How many lines in the records below contain the word "color"? Answer with the number alone.

==========

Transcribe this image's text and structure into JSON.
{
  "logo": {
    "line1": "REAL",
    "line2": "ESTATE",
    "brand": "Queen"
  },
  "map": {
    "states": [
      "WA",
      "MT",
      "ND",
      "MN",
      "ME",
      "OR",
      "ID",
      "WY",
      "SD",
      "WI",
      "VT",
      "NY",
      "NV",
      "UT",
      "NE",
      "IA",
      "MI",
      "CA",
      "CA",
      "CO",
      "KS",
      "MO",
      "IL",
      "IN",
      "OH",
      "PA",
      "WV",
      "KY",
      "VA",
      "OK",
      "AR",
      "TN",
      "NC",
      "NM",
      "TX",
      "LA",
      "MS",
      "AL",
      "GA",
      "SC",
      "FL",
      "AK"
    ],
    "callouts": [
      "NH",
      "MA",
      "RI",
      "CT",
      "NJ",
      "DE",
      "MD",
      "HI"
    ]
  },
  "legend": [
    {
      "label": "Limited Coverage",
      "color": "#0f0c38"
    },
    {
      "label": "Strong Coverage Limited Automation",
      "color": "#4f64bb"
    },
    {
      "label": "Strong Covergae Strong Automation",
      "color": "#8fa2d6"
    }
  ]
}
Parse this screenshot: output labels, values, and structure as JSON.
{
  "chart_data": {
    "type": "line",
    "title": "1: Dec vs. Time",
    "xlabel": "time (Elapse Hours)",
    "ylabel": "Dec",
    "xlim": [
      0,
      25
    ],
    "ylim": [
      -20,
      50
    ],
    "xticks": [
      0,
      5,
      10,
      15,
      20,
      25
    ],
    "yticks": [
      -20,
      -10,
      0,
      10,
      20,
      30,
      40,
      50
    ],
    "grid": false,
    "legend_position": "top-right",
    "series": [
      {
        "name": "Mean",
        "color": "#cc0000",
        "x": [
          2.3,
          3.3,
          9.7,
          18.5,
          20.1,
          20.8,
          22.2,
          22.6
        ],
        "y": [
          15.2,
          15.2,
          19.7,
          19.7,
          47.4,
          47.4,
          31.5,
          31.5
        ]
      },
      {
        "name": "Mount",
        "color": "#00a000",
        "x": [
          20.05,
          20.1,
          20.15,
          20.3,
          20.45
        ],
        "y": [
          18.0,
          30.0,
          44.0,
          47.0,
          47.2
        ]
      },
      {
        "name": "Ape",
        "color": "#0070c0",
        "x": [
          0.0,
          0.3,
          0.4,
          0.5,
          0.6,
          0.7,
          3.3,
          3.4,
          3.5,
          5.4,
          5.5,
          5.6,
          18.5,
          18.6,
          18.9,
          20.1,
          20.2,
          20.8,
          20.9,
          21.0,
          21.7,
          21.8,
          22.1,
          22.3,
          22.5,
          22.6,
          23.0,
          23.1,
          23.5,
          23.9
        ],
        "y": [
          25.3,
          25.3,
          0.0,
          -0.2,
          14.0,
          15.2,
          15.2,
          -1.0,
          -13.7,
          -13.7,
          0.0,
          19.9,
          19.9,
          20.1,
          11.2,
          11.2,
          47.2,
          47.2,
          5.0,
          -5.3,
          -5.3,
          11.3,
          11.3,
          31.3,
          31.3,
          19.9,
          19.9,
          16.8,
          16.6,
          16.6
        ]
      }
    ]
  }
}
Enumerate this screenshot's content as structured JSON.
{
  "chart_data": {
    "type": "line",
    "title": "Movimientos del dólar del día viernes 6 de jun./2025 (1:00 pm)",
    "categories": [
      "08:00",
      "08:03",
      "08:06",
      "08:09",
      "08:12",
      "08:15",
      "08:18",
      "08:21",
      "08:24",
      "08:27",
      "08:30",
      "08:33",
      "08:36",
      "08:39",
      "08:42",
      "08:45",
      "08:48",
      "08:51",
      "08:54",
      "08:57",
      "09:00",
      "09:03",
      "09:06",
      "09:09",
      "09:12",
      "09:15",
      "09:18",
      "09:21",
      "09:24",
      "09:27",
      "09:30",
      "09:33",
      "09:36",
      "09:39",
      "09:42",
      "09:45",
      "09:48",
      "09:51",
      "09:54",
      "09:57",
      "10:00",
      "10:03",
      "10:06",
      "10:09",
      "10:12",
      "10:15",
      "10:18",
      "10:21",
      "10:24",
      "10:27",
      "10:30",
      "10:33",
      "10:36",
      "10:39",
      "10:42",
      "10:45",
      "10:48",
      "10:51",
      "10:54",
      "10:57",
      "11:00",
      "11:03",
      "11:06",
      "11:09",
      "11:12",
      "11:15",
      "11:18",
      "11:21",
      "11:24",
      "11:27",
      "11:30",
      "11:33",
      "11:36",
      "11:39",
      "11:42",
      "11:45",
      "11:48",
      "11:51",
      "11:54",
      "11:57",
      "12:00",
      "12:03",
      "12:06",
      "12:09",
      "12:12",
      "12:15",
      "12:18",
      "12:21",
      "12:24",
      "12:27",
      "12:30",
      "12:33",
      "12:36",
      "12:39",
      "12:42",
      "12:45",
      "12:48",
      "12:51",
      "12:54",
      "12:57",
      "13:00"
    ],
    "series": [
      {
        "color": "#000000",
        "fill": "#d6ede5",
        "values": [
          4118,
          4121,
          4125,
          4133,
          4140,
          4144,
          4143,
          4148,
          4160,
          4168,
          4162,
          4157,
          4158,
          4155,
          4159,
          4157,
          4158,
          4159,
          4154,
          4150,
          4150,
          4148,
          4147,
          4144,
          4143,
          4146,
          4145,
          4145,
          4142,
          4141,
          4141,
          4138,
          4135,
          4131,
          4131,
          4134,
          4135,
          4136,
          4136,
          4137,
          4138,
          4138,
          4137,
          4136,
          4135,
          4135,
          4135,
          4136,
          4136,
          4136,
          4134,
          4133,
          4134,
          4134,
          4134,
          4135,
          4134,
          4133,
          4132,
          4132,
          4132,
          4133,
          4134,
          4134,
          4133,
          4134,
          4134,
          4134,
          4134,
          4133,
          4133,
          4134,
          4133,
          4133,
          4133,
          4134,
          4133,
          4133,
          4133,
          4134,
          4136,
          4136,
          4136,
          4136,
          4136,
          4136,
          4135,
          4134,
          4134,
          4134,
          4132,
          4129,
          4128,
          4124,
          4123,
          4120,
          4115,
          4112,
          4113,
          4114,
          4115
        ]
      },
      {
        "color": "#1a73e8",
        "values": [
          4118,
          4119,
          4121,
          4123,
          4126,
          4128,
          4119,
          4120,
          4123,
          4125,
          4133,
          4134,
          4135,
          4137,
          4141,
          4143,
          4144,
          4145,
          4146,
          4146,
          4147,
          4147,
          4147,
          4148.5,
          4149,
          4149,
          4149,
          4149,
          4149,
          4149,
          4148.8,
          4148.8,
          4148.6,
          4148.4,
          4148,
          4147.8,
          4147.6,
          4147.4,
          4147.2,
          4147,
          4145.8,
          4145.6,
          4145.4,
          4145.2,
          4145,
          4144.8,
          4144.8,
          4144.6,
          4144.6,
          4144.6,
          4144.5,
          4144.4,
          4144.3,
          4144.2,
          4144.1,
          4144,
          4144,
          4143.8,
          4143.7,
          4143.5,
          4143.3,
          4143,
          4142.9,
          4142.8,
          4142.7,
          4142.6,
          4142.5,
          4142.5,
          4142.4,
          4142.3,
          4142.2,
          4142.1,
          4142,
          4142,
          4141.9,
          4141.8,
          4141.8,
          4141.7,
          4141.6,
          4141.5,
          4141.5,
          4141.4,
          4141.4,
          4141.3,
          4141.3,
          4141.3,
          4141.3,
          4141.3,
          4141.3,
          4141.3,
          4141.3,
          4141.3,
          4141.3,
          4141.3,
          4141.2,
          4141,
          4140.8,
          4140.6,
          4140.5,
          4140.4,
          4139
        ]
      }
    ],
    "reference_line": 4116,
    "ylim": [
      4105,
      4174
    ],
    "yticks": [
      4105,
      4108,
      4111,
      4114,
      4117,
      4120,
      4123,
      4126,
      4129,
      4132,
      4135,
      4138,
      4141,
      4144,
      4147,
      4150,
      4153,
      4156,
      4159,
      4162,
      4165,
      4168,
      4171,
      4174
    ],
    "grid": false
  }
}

==========

**Solution below**
8